> _Aim_
For each line of the data below that holds "structured", copy the line.

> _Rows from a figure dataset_
▼
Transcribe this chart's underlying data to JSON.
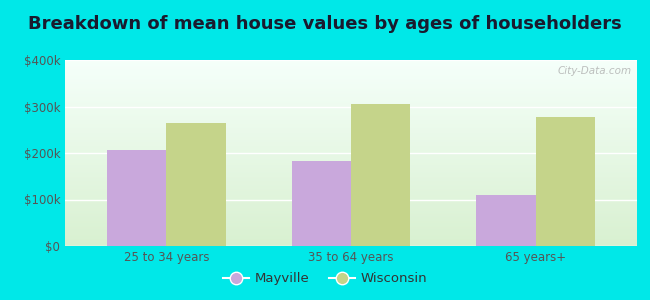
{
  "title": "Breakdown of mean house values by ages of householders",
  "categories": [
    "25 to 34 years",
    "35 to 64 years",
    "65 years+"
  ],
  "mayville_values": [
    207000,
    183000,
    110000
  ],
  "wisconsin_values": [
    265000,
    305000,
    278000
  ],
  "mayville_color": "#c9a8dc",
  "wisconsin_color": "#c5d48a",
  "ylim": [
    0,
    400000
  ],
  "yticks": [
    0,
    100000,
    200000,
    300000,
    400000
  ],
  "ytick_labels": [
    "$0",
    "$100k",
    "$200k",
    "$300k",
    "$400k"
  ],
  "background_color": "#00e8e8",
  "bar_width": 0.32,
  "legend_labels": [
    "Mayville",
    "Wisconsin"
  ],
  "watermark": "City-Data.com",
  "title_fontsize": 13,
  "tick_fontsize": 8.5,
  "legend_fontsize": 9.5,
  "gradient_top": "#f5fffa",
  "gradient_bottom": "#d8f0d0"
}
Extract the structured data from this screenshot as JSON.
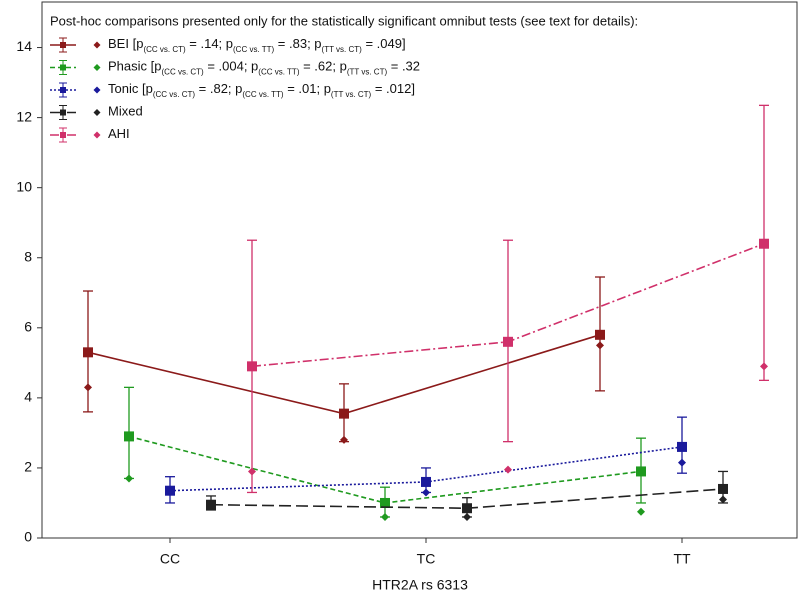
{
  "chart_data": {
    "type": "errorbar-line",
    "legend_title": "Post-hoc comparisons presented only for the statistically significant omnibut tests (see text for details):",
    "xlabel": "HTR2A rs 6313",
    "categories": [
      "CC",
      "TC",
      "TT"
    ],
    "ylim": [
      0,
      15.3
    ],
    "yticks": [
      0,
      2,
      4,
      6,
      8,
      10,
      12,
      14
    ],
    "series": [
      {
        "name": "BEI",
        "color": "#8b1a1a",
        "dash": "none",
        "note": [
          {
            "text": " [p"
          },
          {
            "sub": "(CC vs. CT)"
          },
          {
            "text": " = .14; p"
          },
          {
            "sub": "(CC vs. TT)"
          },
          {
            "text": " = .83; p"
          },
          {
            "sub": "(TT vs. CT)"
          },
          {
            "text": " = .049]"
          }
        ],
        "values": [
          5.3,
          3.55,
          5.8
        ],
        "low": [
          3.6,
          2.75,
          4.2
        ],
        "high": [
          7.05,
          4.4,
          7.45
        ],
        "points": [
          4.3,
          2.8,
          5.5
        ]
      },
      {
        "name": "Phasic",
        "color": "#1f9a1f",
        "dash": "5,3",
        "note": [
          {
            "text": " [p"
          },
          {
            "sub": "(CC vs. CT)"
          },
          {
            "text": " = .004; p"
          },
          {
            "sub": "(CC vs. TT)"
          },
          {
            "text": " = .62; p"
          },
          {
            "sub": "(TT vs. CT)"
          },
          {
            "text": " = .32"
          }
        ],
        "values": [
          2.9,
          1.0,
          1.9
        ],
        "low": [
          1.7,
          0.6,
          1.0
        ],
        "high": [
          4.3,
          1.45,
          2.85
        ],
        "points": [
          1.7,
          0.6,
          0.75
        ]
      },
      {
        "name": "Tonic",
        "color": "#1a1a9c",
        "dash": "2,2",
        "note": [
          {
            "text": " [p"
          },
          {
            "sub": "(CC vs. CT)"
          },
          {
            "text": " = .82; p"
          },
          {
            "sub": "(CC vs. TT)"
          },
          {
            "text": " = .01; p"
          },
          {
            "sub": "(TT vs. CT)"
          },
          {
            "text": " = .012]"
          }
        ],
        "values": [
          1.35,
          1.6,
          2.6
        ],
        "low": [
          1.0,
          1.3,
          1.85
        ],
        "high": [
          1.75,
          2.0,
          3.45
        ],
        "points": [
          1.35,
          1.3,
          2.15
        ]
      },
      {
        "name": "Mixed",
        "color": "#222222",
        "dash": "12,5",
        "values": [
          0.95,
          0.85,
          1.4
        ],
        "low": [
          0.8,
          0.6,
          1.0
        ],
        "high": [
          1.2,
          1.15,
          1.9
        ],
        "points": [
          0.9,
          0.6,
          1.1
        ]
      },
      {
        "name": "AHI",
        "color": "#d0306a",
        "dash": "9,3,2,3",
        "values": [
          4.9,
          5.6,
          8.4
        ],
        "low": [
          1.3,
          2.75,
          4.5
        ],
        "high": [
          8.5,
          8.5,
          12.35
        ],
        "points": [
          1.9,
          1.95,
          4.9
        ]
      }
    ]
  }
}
▲
▼
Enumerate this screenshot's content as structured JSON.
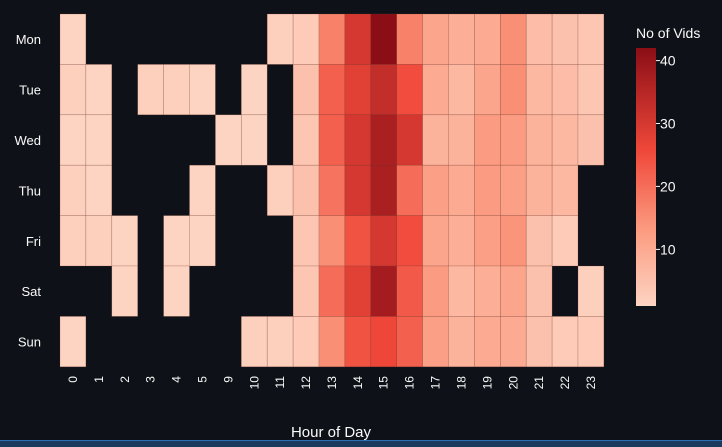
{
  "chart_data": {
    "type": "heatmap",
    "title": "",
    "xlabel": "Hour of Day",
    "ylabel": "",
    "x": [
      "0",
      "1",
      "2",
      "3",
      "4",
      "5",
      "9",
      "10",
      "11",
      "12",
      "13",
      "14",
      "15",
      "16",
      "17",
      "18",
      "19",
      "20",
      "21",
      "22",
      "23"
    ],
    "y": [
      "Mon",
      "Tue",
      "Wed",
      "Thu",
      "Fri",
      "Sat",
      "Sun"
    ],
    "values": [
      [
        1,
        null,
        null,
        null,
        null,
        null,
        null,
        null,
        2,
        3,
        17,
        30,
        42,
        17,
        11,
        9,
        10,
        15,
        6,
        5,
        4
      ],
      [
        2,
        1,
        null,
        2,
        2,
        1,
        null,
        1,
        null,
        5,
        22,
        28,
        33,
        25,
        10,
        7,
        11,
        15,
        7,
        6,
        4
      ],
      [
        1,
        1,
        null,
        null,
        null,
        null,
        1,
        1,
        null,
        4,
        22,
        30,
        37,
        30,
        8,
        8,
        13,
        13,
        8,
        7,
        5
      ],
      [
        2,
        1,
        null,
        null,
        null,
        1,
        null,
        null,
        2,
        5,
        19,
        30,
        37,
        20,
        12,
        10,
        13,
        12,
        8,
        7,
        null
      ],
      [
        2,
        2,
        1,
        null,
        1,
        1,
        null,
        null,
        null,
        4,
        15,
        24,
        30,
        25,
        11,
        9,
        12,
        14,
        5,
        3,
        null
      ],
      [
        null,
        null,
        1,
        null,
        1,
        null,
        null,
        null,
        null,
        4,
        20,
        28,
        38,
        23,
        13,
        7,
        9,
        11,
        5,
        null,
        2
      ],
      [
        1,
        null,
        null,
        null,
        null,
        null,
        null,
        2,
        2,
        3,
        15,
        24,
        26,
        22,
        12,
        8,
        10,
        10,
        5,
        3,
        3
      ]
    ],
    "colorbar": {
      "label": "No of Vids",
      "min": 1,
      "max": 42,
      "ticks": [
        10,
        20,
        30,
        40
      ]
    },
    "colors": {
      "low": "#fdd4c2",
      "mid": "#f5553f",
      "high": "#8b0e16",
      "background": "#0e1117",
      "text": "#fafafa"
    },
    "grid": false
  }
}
▲
▼
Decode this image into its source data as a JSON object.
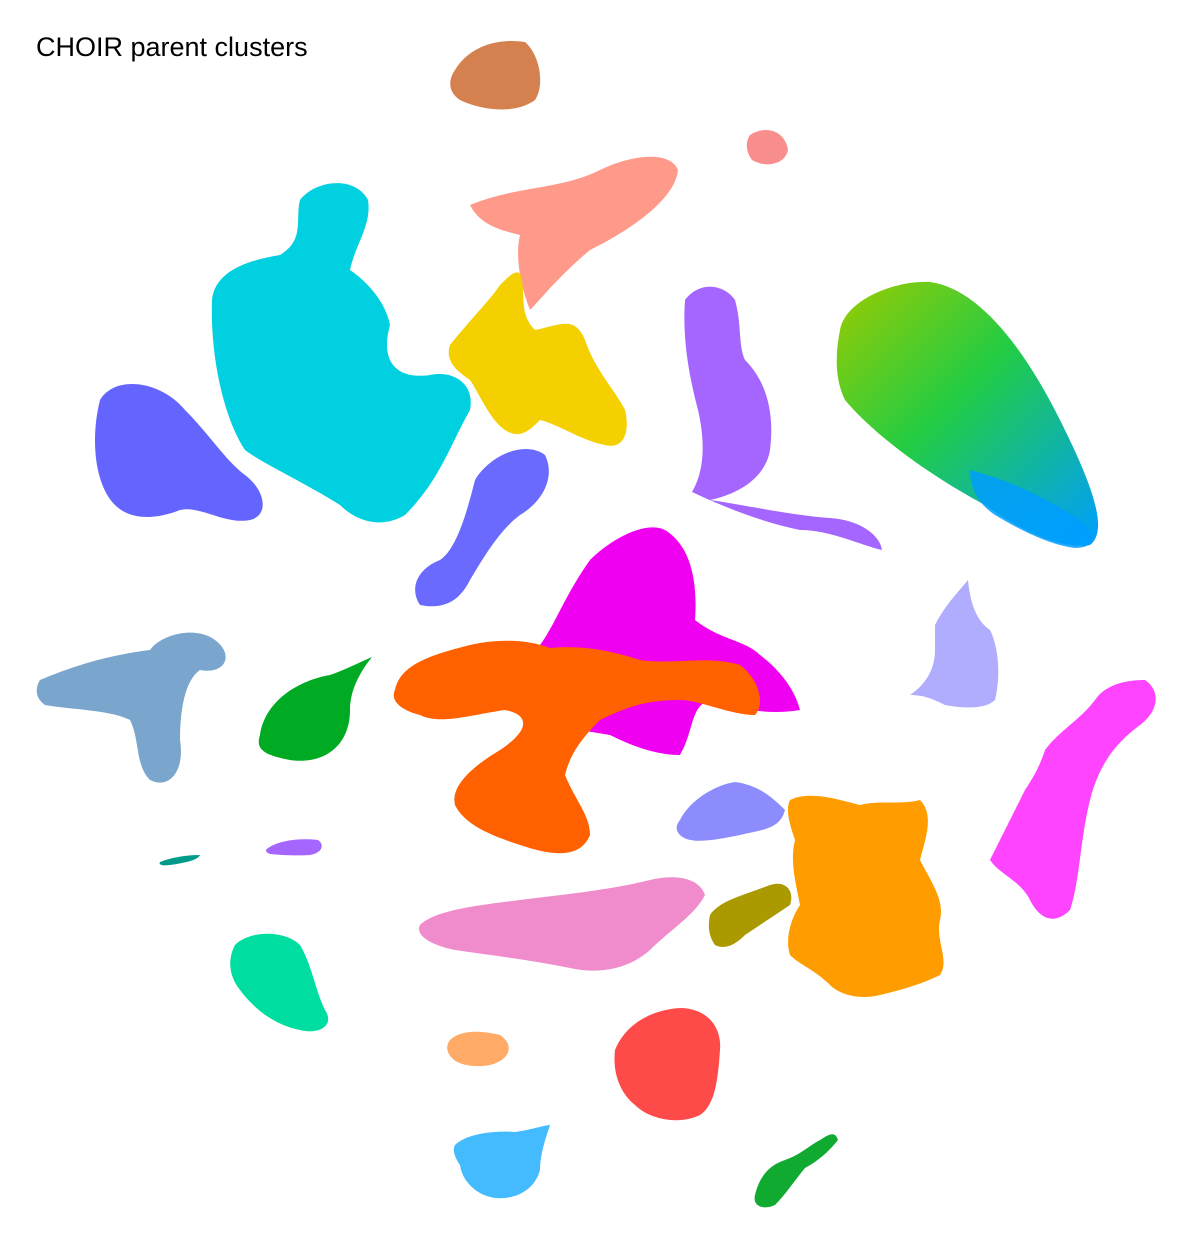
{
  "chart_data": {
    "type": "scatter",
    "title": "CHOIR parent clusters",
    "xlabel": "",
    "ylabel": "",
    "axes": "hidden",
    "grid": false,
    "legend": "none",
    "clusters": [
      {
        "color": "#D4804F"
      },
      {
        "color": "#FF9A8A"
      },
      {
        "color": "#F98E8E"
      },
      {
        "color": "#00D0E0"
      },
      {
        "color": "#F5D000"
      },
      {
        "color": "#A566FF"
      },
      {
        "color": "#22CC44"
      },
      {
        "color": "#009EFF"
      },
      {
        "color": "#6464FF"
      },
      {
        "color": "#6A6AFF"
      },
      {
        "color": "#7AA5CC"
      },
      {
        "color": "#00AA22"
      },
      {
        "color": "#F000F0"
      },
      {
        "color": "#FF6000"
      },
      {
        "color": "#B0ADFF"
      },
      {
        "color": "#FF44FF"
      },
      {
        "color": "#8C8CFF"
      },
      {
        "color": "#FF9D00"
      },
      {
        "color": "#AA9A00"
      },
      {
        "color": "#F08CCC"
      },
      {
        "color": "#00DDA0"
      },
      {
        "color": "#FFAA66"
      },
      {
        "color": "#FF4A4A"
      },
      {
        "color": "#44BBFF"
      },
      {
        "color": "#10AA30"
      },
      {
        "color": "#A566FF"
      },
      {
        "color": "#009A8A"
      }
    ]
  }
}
▲
> _Written solution_
Extract the structured data from this screenshot as JSON.
Enumerate this screenshot's content as structured JSON.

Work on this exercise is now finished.